## Problem to solve
In full and without alteration, repeat the material.

Dataset rows about figures:
________________________
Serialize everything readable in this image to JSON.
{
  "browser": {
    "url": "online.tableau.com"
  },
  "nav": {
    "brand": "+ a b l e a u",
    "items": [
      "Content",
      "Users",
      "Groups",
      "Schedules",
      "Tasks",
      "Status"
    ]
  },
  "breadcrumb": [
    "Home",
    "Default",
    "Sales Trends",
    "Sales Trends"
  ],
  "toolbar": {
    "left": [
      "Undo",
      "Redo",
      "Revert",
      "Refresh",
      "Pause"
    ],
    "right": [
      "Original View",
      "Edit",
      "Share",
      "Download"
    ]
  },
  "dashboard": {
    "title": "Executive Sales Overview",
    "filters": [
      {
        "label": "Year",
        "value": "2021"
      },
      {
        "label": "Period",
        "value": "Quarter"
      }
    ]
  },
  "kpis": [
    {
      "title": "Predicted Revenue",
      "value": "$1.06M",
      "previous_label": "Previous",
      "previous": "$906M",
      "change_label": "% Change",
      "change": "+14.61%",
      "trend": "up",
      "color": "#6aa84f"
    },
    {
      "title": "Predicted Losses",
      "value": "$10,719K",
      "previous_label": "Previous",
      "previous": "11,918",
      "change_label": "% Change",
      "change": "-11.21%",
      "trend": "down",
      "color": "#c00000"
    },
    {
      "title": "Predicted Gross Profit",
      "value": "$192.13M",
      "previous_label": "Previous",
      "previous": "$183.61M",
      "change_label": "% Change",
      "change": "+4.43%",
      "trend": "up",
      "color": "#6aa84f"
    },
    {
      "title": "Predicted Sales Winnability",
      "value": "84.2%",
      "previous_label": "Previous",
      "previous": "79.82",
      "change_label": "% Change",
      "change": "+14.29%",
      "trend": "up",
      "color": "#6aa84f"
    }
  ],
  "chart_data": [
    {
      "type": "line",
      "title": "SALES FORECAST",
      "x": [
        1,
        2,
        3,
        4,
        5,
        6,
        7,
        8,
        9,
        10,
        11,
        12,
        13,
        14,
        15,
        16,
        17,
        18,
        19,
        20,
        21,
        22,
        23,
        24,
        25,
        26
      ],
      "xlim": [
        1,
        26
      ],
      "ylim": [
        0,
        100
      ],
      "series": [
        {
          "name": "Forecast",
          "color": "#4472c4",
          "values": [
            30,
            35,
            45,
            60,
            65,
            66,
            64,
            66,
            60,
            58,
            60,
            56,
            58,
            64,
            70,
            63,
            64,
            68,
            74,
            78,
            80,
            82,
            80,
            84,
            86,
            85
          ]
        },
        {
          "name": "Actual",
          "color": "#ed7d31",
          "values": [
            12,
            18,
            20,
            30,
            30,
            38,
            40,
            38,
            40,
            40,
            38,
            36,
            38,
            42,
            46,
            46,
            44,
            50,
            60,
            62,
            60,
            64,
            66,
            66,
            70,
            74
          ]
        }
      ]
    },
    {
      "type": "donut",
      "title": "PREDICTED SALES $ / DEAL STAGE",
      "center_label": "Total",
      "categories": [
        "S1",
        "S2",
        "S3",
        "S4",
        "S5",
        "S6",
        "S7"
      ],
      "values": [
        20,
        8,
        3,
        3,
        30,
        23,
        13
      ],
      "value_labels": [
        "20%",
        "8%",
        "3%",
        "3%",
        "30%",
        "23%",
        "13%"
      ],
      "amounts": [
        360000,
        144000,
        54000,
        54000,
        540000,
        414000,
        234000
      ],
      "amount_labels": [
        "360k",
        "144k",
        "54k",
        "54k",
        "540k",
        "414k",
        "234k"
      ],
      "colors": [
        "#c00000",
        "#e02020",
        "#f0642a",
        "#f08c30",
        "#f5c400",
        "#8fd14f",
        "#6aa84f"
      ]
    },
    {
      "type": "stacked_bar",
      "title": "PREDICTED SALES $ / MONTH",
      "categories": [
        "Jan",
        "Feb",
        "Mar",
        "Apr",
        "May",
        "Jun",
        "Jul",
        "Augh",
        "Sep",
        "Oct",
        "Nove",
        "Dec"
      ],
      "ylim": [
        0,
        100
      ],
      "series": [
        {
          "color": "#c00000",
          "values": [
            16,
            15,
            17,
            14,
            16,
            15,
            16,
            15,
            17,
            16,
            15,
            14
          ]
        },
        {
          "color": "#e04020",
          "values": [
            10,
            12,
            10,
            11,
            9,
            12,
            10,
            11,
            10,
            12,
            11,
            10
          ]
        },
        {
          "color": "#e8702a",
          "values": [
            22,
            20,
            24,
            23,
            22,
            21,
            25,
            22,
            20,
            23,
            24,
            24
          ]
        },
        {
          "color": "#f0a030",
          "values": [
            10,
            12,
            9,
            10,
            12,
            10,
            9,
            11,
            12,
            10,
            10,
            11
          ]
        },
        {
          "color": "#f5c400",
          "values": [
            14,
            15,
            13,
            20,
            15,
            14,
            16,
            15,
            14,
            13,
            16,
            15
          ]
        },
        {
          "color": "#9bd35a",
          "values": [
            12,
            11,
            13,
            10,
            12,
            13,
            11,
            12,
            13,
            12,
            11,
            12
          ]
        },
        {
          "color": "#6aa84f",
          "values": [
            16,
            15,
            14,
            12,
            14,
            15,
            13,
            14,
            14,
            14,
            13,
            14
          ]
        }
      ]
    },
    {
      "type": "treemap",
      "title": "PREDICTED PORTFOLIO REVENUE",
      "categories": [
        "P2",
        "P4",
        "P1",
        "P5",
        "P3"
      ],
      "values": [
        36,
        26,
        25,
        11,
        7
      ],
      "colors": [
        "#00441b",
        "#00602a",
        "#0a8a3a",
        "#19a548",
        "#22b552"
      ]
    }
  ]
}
________________________
## Result
Serialize everything readable in this image to JSON.
{
  "browser": {
    "url": "online.tableau.com"
  },
  "nav": {
    "brand": "+ a b l e a u",
    "items": [
      "Content",
      "Users",
      "Groups",
      "Schedules",
      "Tasks",
      "Status"
    ]
  },
  "breadcrumb": [
    "Home",
    "Default",
    "Sales Trends",
    "Sales Trends"
  ],
  "toolbar": {
    "left": [
      "Undo",
      "Redo",
      "Revert",
      "Refresh",
      "Pause"
    ],
    "right": [
      "Original View",
      "Edit",
      "Share",
      "Download"
    ]
  },
  "dashboard": {
    "title": "Executive Sales Overview",
    "filters": [
      {
        "label": "Year",
        "value": "2021"
      },
      {
        "label": "Period",
        "value": "Quarter"
      }
    ]
  },
  "kpis": [
    {
      "title": "Predicted Revenue",
      "value": "$1.06M",
      "previous_label": "Previous",
      "previous": "$906M",
      "change_label": "% Change",
      "change": "+14.61%",
      "trend": "up",
      "color": "#6aa84f"
    },
    {
      "title": "Predicted Losses",
      "value": "$10,719K",
      "previous_label": "Previous",
      "previous": "11,918",
      "change_label": "% Change",
      "change": "-11.21%",
      "trend": "down",
      "color": "#c00000"
    },
    {
      "title": "Predicted Gross Profit",
      "value": "$192.13M",
      "previous_label": "Previous",
      "previous": "$183.61M",
      "change_label": "% Change",
      "change": "+4.43%",
      "trend": "up",
      "color": "#6aa84f"
    },
    {
      "title": "Predicted Sales Winnability",
      "value": "84.2%",
      "previous_label": "Previous",
      "previous": "79.82",
      "change_label": "% Change",
      "change": "+14.29%",
      "trend": "up",
      "color": "#6aa84f"
    }
  ],
  "chart_data": [
    {
      "type": "line",
      "title": "SALES FORECAST",
      "x": [
        1,
        2,
        3,
        4,
        5,
        6,
        7,
        8,
        9,
        10,
        11,
        12,
        13,
        14,
        15,
        16,
        17,
        18,
        19,
        20,
        21,
        22,
        23,
        24,
        25,
        26
      ],
      "xlim": [
        1,
        26
      ],
      "ylim": [
        0,
        100
      ],
      "series": [
        {
          "name": "Forecast",
          "color": "#4472c4",
          "values": [
            30,
            35,
            45,
            60,
            65,
            66,
            64,
            66,
            60,
            58,
            60,
            56,
            58,
            64,
            70,
            63,
            64,
            68,
            74,
            78,
            80,
            82,
            80,
            84,
            86,
            85
          ]
        },
        {
          "name": "Actual",
          "color": "#ed7d31",
          "values": [
            12,
            18,
            20,
            30,
            30,
            38,
            40,
            38,
            40,
            40,
            38,
            36,
            38,
            42,
            46,
            46,
            44,
            50,
            60,
            62,
            60,
            64,
            66,
            66,
            70,
            74
          ]
        }
      ]
    },
    {
      "type": "donut",
      "title": "PREDICTED SALES $ / DEAL STAGE",
      "center_label": "Total",
      "categories": [
        "S1",
        "S2",
        "S3",
        "S4",
        "S5",
        "S6",
        "S7"
      ],
      "values": [
        20,
        8,
        3,
        3,
        30,
        23,
        13
      ],
      "value_labels": [
        "20%",
        "8%",
        "3%",
        "3%",
        "30%",
        "23%",
        "13%"
      ],
      "amounts": [
        360000,
        144000,
        54000,
        54000,
        540000,
        414000,
        234000
      ],
      "amount_labels": [
        "360k",
        "144k",
        "54k",
        "54k",
        "540k",
        "414k",
        "234k"
      ],
      "colors": [
        "#c00000",
        "#e02020",
        "#f0642a",
        "#f08c30",
        "#f5c400",
        "#8fd14f",
        "#6aa84f"
      ]
    },
    {
      "type": "stacked_bar",
      "title": "PREDICTED SALES $ / MONTH",
      "categories": [
        "Jan",
        "Feb",
        "Mar",
        "Apr",
        "May",
        "Jun",
        "Jul",
        "Augh",
        "Sep",
        "Oct",
        "Nove",
        "Dec"
      ],
      "ylim": [
        0,
        100
      ],
      "series": [
        {
          "color": "#c00000",
          "values": [
            16,
            15,
            17,
            14,
            16,
            15,
            16,
            15,
            17,
            16,
            15,
            14
          ]
        },
        {
          "color": "#e04020",
          "values": [
            10,
            12,
            10,
            11,
            9,
            12,
            10,
            11,
            10,
            12,
            11,
            10
          ]
        },
        {
          "color": "#e8702a",
          "values": [
            22,
            20,
            24,
            23,
            22,
            21,
            25,
            22,
            20,
            23,
            24,
            24
          ]
        },
        {
          "color": "#f0a030",
          "values": [
            10,
            12,
            9,
            10,
            12,
            10,
            9,
            11,
            12,
            10,
            10,
            11
          ]
        },
        {
          "color": "#f5c400",
          "values": [
            14,
            15,
            13,
            20,
            15,
            14,
            16,
            15,
            14,
            13,
            16,
            15
          ]
        },
        {
          "color": "#9bd35a",
          "values": [
            12,
            11,
            13,
            10,
            12,
            13,
            11,
            12,
            13,
            12,
            11,
            12
          ]
        },
        {
          "color": "#6aa84f",
          "values": [
            16,
            15,
            14,
            12,
            14,
            15,
            13,
            14,
            14,
            14,
            13,
            14
          ]
        }
      ]
    },
    {
      "type": "treemap",
      "title": "PREDICTED PORTFOLIO REVENUE",
      "categories": [
        "P2",
        "P4",
        "P1",
        "P5",
        "P3"
      ],
      "values": [
        36,
        26,
        25,
        11,
        7
      ],
      "colors": [
        "#00441b",
        "#00602a",
        "#0a8a3a",
        "#19a548",
        "#22b552"
      ]
    }
  ]
}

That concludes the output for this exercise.